* [Your objective] Find each line with the string "Papertrans" and report it.

* [Exercise input]

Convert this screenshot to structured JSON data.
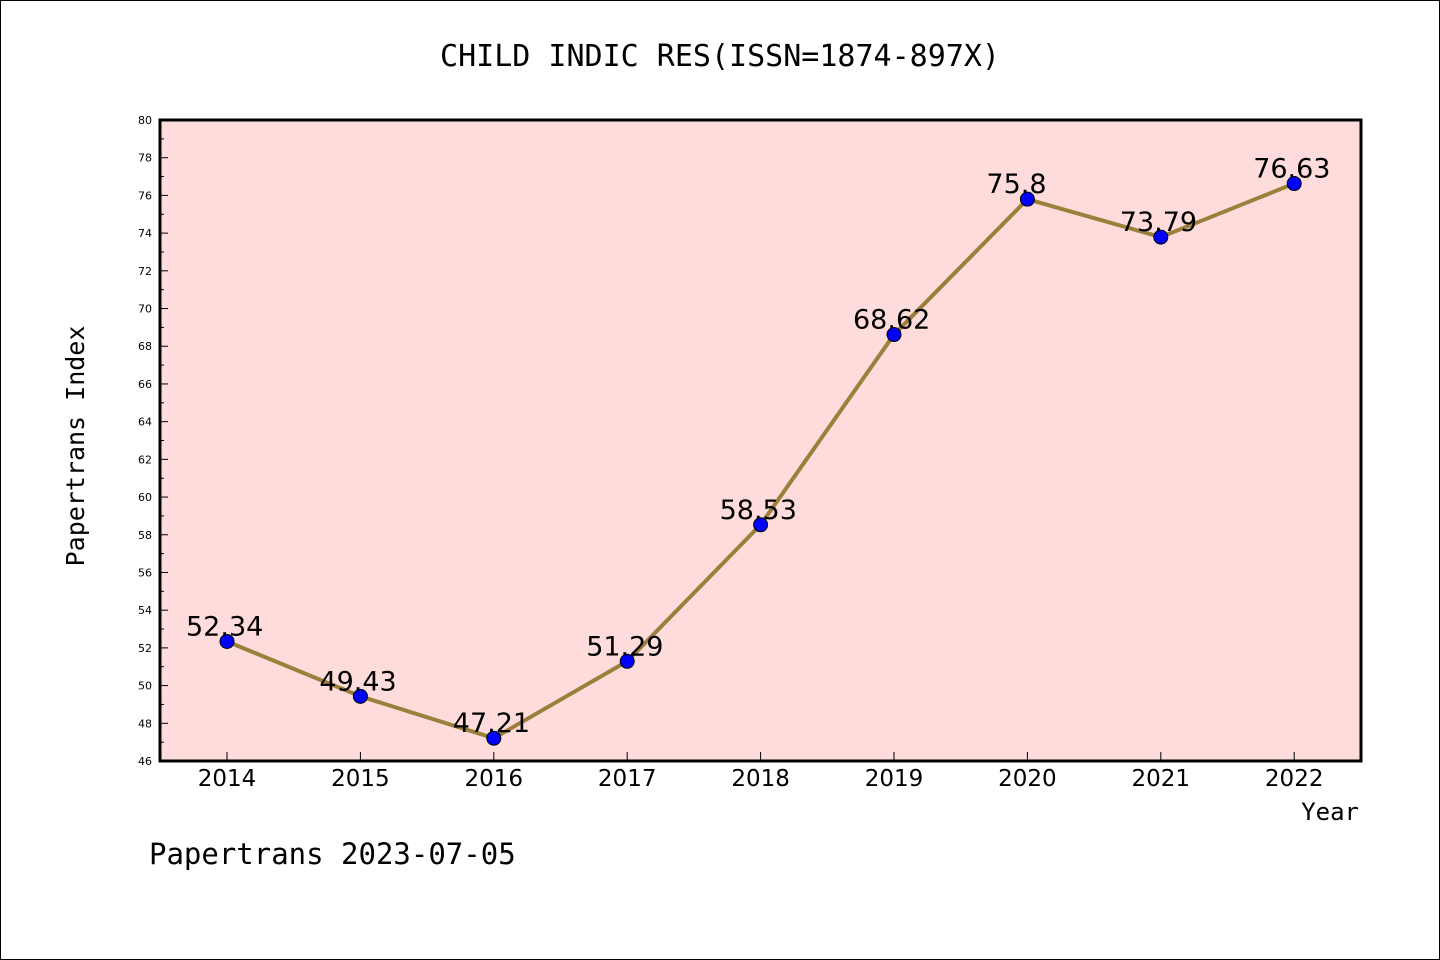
{
  "chart_data": {
    "type": "line",
    "title": "CHILD INDIC RES(ISSN=1874-897X)",
    "xlabel": "Year",
    "ylabel": "Papertrans Index",
    "categories": [
      "2014",
      "2015",
      "2016",
      "2017",
      "2018",
      "2019",
      "2020",
      "2021",
      "2022"
    ],
    "values": [
      52.34,
      49.43,
      47.21,
      51.29,
      58.53,
      68.62,
      75.8,
      73.79,
      76.63
    ],
    "data_labels": [
      "52.34",
      "49.43",
      "47.21",
      "51.29",
      "58.53",
      "68.62",
      "75.8",
      "73.79",
      "76.63"
    ],
    "y_ticks": [
      "46",
      "48",
      "50",
      "52",
      "54",
      "56",
      "58",
      "60",
      "62",
      "64",
      "66",
      "68",
      "70",
      "72",
      "74",
      "76",
      "78",
      "80"
    ],
    "ylim": [
      46,
      80
    ],
    "grid": false,
    "colors": {
      "plot_background": "#ffdcdc",
      "line": "#9b7f3a",
      "marker": "#0000ff"
    }
  },
  "footer": {
    "stamp": "Papertrans 2023-07-05"
  }
}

* [Worked answer]
    "ylabel": "Papertrans Index",
    "stamp": "Papertrans 2023-07-05"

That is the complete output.